Your objective:
Set down each line of the data below exactly as it stands, dropping the pictures.

Material supplied:

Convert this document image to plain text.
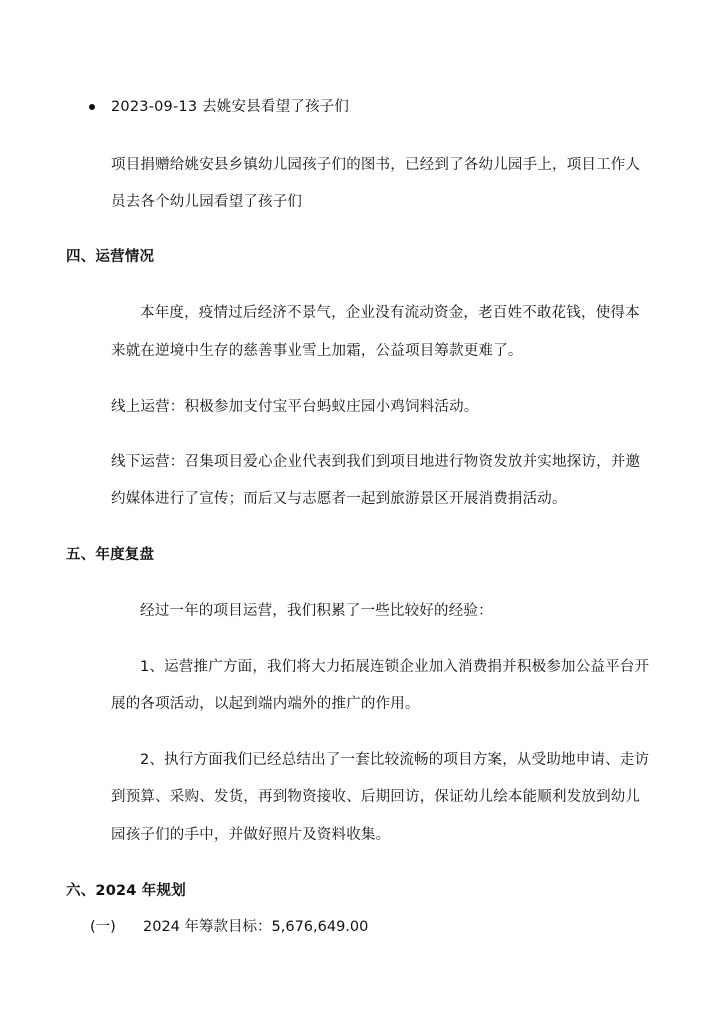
2023-09-13 去姚安县看望了孩子们
项目捐赠给姚安县乡镇幼儿园孩子们的图书，已经到了各幼儿园手上，项目工作人
员去各个幼儿园看望了孩子们
四、运营情况
本年度，疫情过后经济不景气，企业没有流动资金，老百姓不敢花钱，使得本
来就在逆境中生存的慈善事业雪上加霜，公益项目筹款更难了。
线上运营：积极参加支付宝平台蚂蚁庄园小鸡饲料活动。
线下运营：召集项目爱心企业代表到我们到项目地进行物资发放并实地探访，并邀
约媒体进行了宣传；而后又与志愿者一起到旅游景区开展消费捐活动。
五、年度复盘
经过一年的项目运营，我们积累了一些比较好的经验：
1、运营推广方面，我们将大力拓展连锁企业加入消费捐并积极参加公益平台开
展的各项活动，以起到端内端外的推广的作用。
2、执行方面我们已经总结出了一套比较流畅的项目方案，从受助地申请、走访
到预算、采购、发货，再到物资接收、后期回访，保证幼儿绘本能顺利发放到幼儿
园孩子们的手中，并做好照片及资料收集。
六、2024 年规划
(一) 2024 年筹款目标：5,676,649.00
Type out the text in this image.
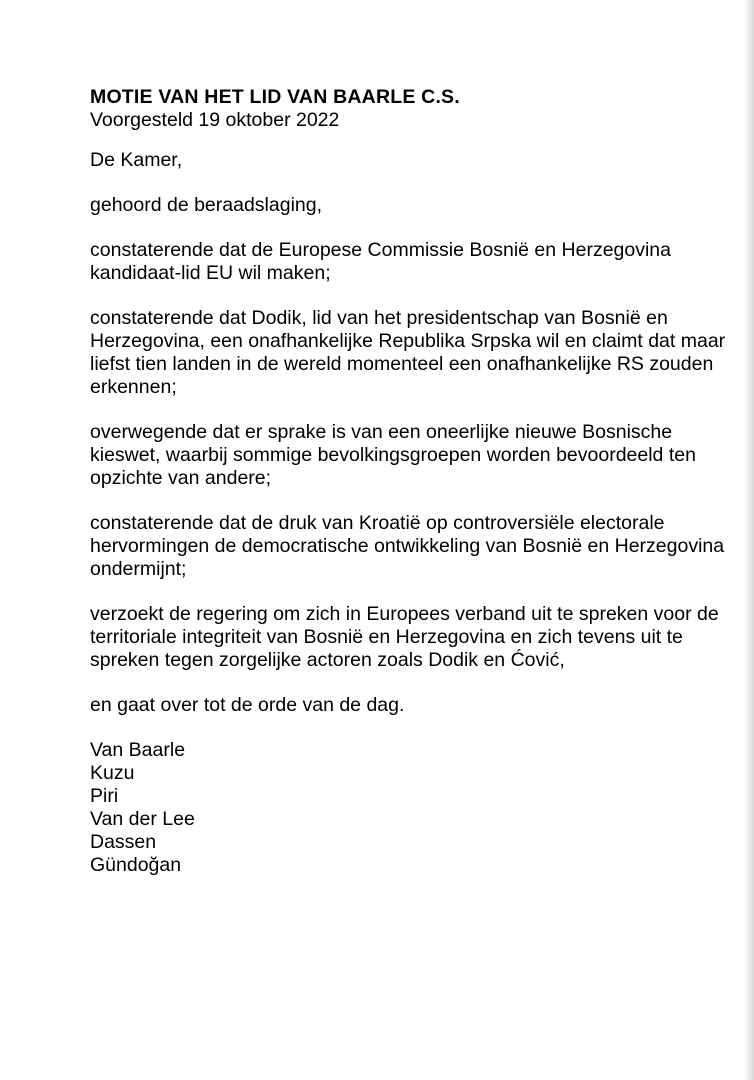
MOTIE VAN HET LID VAN BAARLE C.S.

Voorgesteld 19 oktober 2022

De Kamer,

gehoord de beraadslaging,

constaterende dat de Europese Commissie Bosnië en Herzegovina
kandidaat-lid EU wil maken;

constaterende dat Dodik, lid van het presidentschap van Bosnië en
Herzegovina, een onafhankelijke Republika Srpska wil en claimt dat maar
liefst tien landen in de wereld momenteel een onafhankelijke RS zouden
erkennen;

overwegende dat er sprake is van een oneerlijke nieuwe Bosnische
kieswet, waarbij sommige bevolkingsgroepen worden bevoordeeld ten
opzichte van andere;

constaterende dat de druk van Kroatië op controversiële electorale
hervormingen de democratische ontwikkeling van Bosnië en Herzegovina
ondermijnt;

verzoekt de regering om zich in Europees verband uit te spreken voor de
territoriale integriteit van Bosnië en Herzegovina en zich tevens uit te
spreken tegen zorgelijke actoren zoals Dodik en Ćović,

en gaat over tot de orde van de dag.

Van Baarle
Kuzu
Piri
Van der Lee
Dassen
Gündoğan
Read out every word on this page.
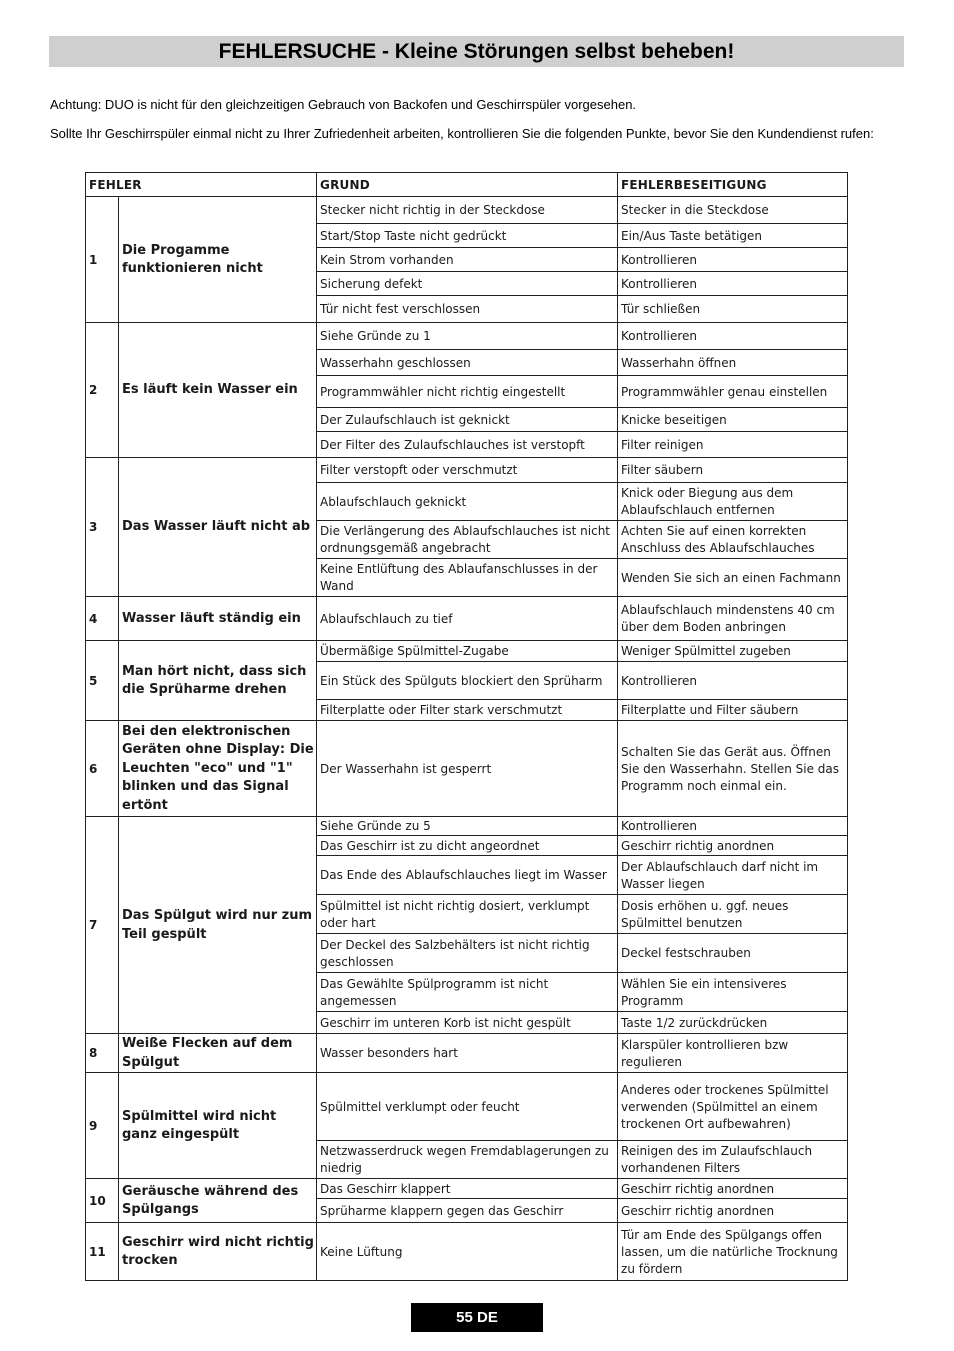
FEHLERSUCHE - Kleine Störungen selbst beheben!

Achtung: DUO is nicht für den gleichzeitigen Gebrauch von Backofen und Geschirrspüler vorgesehen.

Sollte Ihr Geschirrspüler einmal nicht zu Ihrer Zufriedenheit arbeiten, kontrollieren Sie die folgenden Punkte, bevor Sie den Kundendienst rufen:

FEHLER		GRUND	FEHLERBESEITIGUNG
1	Die Progamme funktionieren nicht	Stecker nicht richtig in der Steckdose	Stecker in die Steckdose
		Start/Stop Taste nicht gedrückt	Ein/Aus Taste betätigen
		Kein Strom vorhanden	Kontrollieren
		Sicherung defekt	Kontrollieren
		Tür nicht fest verschlossen	Tür schließen
2	Es läuft kein Wasser ein	Siehe Gründe zu 1	Kontrollieren
		Wasserhahn geschlossen	Wasserhahn öffnen
		Programmwähler nicht richtig eingestellt	Programmwähler genau einstellen
		Der Zulaufschlauch ist geknickt	Knicke beseitigen
		Der Filter des Zulaufschlauches ist verstopft	Filter reinigen
3	Das Wasser läuft nicht ab	Filter verstopft oder verschmutzt	Filter säubern
		Ablaufschlauch geknickt	Knick oder Biegung aus dem Ablaufschlauch entfernen
		Die Verlängerung des Ablaufschlauches ist nicht ordnungsgemäß angebracht	Achten Sie auf einen korrekten Anschluss des Ablaufschlauches
		Keine Entlüftung des Ablaufanschlusses in der Wand	Wenden Sie sich an einen Fachmann
4	Wasser läuft ständig ein	Ablaufschlauch zu tief	Ablaufschlauch mindenstens 40 cm über dem Boden anbringen
5	Man hört nicht, dass sich die Sprüharme drehen	Übermäßige Spülmittel-Zugabe	Weniger Spülmittel zugeben
		Ein Stück des Spülguts blockiert den Sprüharm	Kontrollieren
		Filterplatte oder Filter stark verschmutzt	Filterplatte und Filter säubern
6	Bei den elektronischen Geräten ohne Display: Die Leuchten "eco" und "1" blinken und das Signal ertönt	Der Wasserhahn ist gesperrt	Schalten Sie das Gerät aus. Öffnen Sie den Wasserhahn. Stellen Sie das Programm noch einmal ein.
7	Das Spülgut wird nur zum Teil gespült	Siehe Gründe zu 5	Kontrollieren
		Das Geschirr ist zu dicht angeordnet	Geschirr richtig anordnen
		Das Ende des Ablaufschlauches liegt im Wasser	Der Ablaufschlauch darf nicht im Wasser liegen
		Spülmittel ist nicht richtig dosiert, verklumpt oder hart	Dosis erhöhen u. ggf. neues Spülmittel benutzen
		Der Deckel des Salzbehälters ist nicht richtig geschlossen	Deckel festschrauben
		Das Gewählte Spülprogramm ist nicht angemessen	Wählen Sie ein intensiveres Programm
		Geschirr im unteren Korb ist nicht gespült	Taste 1/2 zurückdrücken
8	Weiße Flecken auf dem Spülgut	Wasser besonders hart	Klarspüler kontrollieren bzw regulieren
9	Spülmittel wird nicht ganz eingespült	Spülmittel verklumpt oder feucht	Anderes oder trockenes Spülmittel verwenden (Spülmittel an einem trockenen Ort aufbewahren)
		Netzwasserdruck wegen Fremdablagerungen zu niedrig	Reinigen des im Zulaufschlauch vorhandenen Filters
10	Geräusche während des Spülgangs	Das Geschirr klappert	Geschirr richtig anordnen
		Sprüharme klappern gegen das Geschirr	Geschirr richtig anordnen
11	Geschirr wird nicht richtig trocken	Keine Lüftung	Tür am Ende des Spülgangs offen lassen, um die natürliche Trocknung zu fördern
55 DE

Task solution:
Convert this document image to plain text.
2023-09-13 去姚安县看望了孩子们
项目捐赠给姚安县乡镇幼儿园孩子们的图书，已经到了各幼儿园手上，项目工作人
员去各个幼儿园看望了孩子们
四、运营情况
本年度，疫情过后经济不景气，企业没有流动资金，老百姓不敢花钱，使得本
来就在逆境中生存的慈善事业雪上加霜，公益项目筹款更难了。
线上运营：积极参加支付宝平台蚂蚁庄园小鸡饲料活动。
线下运营：召集项目爱心企业代表到我们到项目地进行物资发放并实地探访，并邀
约媒体进行了宣传；而后又与志愿者一起到旅游景区开展消费捐活动。
五、年度复盘
经过一年的项目运营，我们积累了一些比较好的经验：
1、运营推广方面，我们将大力拓展连锁企业加入消费捐并积极参加公益平台开
展的各项活动，以起到端内端外的推广的作用。
2、执行方面我们已经总结出了一套比较流畅的项目方案，从受助地申请、走访
到预算、采购、发货，再到物资接收、后期回访，保证幼儿绘本能顺利发放到幼儿
园孩子们的手中，并做好照片及资料收集。
六、2024 年规划
(一) 2024 年筹款目标：5,676,649.00
Type out the text in this image.
MOTIE VAN HET LID VAN BAARLE C.S.

Voorgesteld 19 oktober 2022

De Kamer,

gehoord de beraadslaging,

constaterende dat de Europese Commissie Bosnië en Herzegovina
kandidaat-lid EU wil maken;

constaterende dat Dodik, lid van het presidentschap van Bosnië en
Herzegovina, een onafhankelijke Republika Srpska wil en claimt dat maar
liefst tien landen in de wereld momenteel een onafhankelijke RS zouden
erkennen;

overwegende dat er sprake is van een oneerlijke nieuwe Bosnische
kieswet, waarbij sommige bevolkingsgroepen worden bevoordeeld ten
opzichte van andere;

constaterende dat de druk van Kroatië op controversiële electorale
hervormingen de democratische ontwikkeling van Bosnië en Herzegovina
ondermijnt;

verzoekt de regering om zich in Europees verband uit te spreken voor de
territoriale integriteit van Bosnië en Herzegovina en zich tevens uit te
spreken tegen zorgelijke actoren zoals Dodik en Ćović,

en gaat over tot de orde van de dag.

Van Baarle
Kuzu
Piri
Van der Lee
Dassen
Gündoğan
Read out every word on this page.
FEHLERSUCHE - Kleine Störungen selbst beheben!

Achtung: DUO is nicht für den gleichzeitigen Gebrauch von Backofen und Geschirrspüler vorgesehen.

Sollte Ihr Geschirrspüler einmal nicht zu Ihrer Zufriedenheit arbeiten, kontrollieren Sie die folgenden Punkte, bevor Sie den Kundendienst rufen:

FEHLER		GRUND	FEHLERBESEITIGUNG
1	Die Progamme funktionieren nicht	Stecker nicht richtig in der Steckdose	Stecker in die Steckdose
		Start/Stop Taste nicht gedrückt	Ein/Aus Taste betätigen
		Kein Strom vorhanden	Kontrollieren
		Sicherung defekt	Kontrollieren
		Tür nicht fest verschlossen	Tür schließen
2	Es läuft kein Wasser ein	Siehe Gründe zu 1	Kontrollieren
		Wasserhahn geschlossen	Wasserhahn öffnen
		Programmwähler nicht richtig eingestellt	Programmwähler genau einstellen
		Der Zulaufschlauch ist geknickt	Knicke beseitigen
		Der Filter des Zulaufschlauches ist verstopft	Filter reinigen
3	Das Wasser läuft nicht ab	Filter verstopft oder verschmutzt	Filter säubern
		Ablaufschlauch geknickt	Knick oder Biegung aus dem Ablaufschlauch entfernen
		Die Verlängerung des Ablaufschlauches ist nicht ordnungsgemäß angebracht	Achten Sie auf einen korrekten Anschluss des Ablaufschlauches
		Keine Entlüftung des Ablaufanschlusses in der Wand	Wenden Sie sich an einen Fachmann
4	Wasser läuft ständig ein	Ablaufschlauch zu tief	Ablaufschlauch mindenstens 40 cm über dem Boden anbringen
5	Man hört nicht, dass sich die Sprüharme drehen	Übermäßige Spülmittel-Zugabe	Weniger Spülmittel zugeben
		Ein Stück des Spülguts blockiert den Sprüharm	Kontrollieren
		Filterplatte oder Filter stark verschmutzt	Filterplatte und Filter säubern
6	Bei den elektronischen Geräten ohne Display: Die Leuchten "eco" und "1" blinken und das Signal ertönt	Der Wasserhahn ist gesperrt	Schalten Sie das Gerät aus. Öffnen Sie den Wasserhahn. Stellen Sie das Programm noch einmal ein.
7	Das Spülgut wird nur zum Teil gespült	Siehe Gründe zu 5	Kontrollieren
		Das Geschirr ist zu dicht angeordnet	Geschirr richtig anordnen
		Das Ende des Ablaufschlauches liegt im Wasser	Der Ablaufschlauch darf nicht im Wasser liegen
		Spülmittel ist nicht richtig dosiert, verklumpt oder hart	Dosis erhöhen u. ggf. neues Spülmittel benutzen
		Der Deckel des Salzbehälters ist nicht richtig geschlossen	Deckel festschrauben
		Das Gewählte Spülprogramm ist nicht angemessen	Wählen Sie ein intensiveres Programm
		Geschirr im unteren Korb ist nicht gespült	Taste 1/2 zurückdrücken
8	Weiße Flecken auf dem Spülgut	Wasser besonders hart	Klarspüler kontrollieren bzw regulieren
9	Spülmittel wird nicht ganz eingespült	Spülmittel verklumpt oder feucht	Anderes oder trockenes Spülmittel verwenden (Spülmittel an einem trockenen Ort aufbewahren)
		Netzwasserdruck wegen Fremdablagerungen zu niedrig	Reinigen des im Zulaufschlauch vorhandenen Filters
10	Geräusche während des Spülgangs	Das Geschirr klappert	Geschirr richtig anordnen
		Sprüharme klappern gegen das Geschirr	Geschirr richtig anordnen
11	Geschirr wird nicht richtig trocken	Keine Lüftung	Tür am Ende des Spülgangs offen lassen, um die natürliche Trocknung zu fördern
55 DE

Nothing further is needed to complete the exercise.